TASK REQUIREMENTS
Copy each line of the entries beneath that contains the word "upper".

begin DATA LINES

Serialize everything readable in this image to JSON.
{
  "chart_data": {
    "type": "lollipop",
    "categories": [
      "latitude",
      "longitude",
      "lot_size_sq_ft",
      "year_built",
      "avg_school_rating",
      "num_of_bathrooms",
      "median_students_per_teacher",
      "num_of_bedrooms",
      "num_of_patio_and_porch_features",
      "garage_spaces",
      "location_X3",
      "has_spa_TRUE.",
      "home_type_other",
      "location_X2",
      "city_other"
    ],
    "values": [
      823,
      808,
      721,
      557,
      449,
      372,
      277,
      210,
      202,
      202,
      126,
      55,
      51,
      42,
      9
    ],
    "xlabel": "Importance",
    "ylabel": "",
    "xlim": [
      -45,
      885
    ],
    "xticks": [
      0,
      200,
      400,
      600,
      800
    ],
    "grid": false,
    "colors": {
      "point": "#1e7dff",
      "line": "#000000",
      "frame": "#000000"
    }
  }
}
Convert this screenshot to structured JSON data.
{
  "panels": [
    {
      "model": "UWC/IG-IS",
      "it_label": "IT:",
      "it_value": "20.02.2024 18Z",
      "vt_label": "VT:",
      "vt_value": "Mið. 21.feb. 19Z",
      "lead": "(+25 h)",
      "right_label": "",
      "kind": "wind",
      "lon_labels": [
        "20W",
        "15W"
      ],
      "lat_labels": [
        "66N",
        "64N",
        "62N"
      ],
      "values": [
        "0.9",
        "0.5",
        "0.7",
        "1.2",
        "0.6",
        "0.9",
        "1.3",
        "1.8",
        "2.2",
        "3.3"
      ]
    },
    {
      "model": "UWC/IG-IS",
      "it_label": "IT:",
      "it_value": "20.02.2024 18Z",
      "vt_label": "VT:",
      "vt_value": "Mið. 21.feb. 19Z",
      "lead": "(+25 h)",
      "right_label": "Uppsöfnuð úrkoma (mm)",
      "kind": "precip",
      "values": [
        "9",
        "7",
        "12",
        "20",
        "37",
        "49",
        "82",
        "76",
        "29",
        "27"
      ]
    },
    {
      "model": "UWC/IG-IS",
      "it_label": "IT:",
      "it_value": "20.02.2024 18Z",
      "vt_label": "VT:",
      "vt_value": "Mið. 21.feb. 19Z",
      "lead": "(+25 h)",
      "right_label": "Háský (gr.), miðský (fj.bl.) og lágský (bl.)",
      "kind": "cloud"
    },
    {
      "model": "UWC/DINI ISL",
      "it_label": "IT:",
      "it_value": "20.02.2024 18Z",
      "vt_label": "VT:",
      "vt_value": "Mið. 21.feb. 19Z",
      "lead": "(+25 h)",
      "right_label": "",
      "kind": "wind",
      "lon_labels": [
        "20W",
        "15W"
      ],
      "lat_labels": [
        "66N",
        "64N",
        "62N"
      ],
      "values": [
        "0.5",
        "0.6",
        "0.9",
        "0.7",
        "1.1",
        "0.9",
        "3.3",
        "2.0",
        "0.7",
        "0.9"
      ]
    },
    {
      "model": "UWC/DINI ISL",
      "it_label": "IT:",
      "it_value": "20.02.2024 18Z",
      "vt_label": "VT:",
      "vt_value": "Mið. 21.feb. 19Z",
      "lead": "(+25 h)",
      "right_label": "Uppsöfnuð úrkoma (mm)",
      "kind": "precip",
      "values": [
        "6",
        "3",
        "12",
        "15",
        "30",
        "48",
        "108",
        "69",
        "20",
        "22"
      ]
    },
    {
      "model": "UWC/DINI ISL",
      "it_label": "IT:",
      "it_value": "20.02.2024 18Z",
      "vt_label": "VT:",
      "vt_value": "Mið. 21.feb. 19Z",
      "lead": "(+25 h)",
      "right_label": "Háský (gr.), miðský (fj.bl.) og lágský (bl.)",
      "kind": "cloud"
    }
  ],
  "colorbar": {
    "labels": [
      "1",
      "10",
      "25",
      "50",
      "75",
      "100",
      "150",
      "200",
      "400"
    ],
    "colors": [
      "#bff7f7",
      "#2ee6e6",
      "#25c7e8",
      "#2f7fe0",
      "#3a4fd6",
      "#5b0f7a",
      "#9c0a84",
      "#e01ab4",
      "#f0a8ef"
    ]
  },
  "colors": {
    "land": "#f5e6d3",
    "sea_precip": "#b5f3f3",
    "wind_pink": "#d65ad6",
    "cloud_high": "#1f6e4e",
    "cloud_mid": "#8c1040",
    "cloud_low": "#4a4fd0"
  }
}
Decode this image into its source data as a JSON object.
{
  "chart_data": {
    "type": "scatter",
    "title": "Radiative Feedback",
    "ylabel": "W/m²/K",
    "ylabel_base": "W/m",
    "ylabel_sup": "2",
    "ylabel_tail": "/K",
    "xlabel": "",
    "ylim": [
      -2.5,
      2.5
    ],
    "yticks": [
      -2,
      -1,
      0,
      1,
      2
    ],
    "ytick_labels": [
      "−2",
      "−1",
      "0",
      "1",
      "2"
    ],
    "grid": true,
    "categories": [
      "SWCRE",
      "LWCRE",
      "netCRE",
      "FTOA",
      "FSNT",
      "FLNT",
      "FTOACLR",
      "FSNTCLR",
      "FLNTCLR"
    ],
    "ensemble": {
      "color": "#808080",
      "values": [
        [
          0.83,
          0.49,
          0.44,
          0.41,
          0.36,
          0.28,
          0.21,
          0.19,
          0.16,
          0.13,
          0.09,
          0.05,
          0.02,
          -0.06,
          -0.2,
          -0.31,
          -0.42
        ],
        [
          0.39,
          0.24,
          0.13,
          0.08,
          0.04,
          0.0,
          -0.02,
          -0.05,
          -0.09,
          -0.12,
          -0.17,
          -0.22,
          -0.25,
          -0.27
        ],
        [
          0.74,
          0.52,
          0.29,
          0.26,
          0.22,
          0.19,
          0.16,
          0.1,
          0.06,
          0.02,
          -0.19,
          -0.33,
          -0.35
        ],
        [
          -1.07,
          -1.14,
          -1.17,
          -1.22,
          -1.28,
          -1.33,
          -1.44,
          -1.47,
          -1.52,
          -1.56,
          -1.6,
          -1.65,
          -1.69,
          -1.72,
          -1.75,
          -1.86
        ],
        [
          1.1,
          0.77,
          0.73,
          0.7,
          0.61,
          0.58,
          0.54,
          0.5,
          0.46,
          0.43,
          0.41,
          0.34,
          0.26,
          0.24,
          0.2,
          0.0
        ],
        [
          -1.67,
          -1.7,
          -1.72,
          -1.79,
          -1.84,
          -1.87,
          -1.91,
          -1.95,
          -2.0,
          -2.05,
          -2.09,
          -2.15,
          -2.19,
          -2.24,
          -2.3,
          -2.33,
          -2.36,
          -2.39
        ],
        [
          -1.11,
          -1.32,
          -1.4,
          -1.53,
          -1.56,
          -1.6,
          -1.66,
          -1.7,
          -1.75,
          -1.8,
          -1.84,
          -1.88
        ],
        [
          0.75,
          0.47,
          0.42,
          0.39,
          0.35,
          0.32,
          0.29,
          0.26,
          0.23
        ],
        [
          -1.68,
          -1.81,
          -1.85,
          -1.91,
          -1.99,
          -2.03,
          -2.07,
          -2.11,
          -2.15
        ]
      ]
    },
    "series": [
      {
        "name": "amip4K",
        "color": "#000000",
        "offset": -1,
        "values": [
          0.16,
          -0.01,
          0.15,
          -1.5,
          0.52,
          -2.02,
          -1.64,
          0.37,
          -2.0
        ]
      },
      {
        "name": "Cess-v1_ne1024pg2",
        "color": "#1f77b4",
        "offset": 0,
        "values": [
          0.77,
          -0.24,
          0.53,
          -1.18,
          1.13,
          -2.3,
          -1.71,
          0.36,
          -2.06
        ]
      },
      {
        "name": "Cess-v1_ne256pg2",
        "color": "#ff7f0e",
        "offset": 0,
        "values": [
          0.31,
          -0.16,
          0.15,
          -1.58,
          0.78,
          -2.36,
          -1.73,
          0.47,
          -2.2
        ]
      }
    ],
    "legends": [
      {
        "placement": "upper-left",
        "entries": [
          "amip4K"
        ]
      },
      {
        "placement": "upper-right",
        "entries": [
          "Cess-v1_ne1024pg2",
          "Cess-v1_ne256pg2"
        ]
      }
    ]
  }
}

end DATA LINES

OUTPUT FOR THIS EXERCISE
        "placement": "upper-left",
        "placement": "upper-right",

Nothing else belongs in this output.